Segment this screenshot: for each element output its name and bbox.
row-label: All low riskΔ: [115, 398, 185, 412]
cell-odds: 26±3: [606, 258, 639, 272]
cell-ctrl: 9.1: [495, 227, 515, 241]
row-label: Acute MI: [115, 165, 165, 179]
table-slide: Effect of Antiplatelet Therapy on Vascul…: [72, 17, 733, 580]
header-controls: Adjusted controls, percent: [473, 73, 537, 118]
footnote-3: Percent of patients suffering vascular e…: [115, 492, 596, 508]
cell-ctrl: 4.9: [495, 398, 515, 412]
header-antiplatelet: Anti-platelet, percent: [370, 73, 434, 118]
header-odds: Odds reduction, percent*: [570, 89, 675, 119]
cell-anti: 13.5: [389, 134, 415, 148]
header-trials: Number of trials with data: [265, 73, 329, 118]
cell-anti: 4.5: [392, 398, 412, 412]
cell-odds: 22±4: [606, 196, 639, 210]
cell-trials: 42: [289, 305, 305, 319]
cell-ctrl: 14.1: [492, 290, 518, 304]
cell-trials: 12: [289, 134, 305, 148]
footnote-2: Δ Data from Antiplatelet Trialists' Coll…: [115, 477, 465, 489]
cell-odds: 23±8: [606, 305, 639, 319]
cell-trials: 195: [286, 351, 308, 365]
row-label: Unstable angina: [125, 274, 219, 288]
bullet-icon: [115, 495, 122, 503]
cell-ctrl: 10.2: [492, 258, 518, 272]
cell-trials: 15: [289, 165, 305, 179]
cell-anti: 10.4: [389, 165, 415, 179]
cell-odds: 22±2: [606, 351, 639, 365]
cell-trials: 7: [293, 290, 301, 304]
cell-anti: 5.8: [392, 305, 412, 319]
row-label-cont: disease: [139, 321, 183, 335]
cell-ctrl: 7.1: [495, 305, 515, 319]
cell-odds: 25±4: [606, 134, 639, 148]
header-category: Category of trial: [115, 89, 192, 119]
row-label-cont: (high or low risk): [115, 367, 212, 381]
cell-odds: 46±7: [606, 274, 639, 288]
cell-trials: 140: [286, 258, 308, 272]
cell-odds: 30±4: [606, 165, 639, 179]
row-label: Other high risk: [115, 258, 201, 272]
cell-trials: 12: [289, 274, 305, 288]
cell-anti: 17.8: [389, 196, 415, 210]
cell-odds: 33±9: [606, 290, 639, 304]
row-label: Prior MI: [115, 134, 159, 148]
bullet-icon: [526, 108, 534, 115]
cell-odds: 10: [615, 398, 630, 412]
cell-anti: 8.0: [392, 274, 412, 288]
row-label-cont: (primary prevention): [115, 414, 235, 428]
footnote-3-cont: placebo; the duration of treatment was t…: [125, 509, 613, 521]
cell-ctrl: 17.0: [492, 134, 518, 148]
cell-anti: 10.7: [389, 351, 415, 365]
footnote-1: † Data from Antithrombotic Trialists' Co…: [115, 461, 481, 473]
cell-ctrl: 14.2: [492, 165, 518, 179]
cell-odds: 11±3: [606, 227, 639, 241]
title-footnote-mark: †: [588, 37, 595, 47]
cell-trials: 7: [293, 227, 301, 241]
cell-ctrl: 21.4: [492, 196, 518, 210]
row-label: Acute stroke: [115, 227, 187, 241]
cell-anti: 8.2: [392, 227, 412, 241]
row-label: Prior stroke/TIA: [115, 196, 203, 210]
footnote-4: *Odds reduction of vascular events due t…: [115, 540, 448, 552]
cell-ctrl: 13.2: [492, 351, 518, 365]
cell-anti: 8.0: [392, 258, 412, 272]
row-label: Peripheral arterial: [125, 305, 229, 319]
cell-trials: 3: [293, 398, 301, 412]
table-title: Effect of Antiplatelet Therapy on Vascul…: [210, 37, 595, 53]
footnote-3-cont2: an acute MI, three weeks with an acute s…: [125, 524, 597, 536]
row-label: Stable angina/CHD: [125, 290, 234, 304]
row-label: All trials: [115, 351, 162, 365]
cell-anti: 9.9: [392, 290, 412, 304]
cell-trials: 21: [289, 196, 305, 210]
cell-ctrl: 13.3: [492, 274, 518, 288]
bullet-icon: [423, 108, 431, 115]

========

• **Action item**
Copy out every line from the data above in which the word "footnote" occurs.

• **Answer area**
footnote-3: Percent of patients suffering vascular e…: [115, 492, 596, 508]
footnote-2: Δ Data from Antiplatelet Trialists' Coll…: [115, 477, 465, 489]
footnote-3-cont: placebo; the duration of treatment was t…: [125, 509, 613, 521]
footnote-1: † Data from Antithrombotic Trialists' Co…: [115, 461, 481, 473]
title-footnote-mark: †: [588, 37, 595, 47]
footnote-4: *Odds reduction of vascular events due t…: [115, 540, 448, 552]
footnote-3-cont2: an acute MI, three weeks with an acute s…: [125, 524, 597, 536]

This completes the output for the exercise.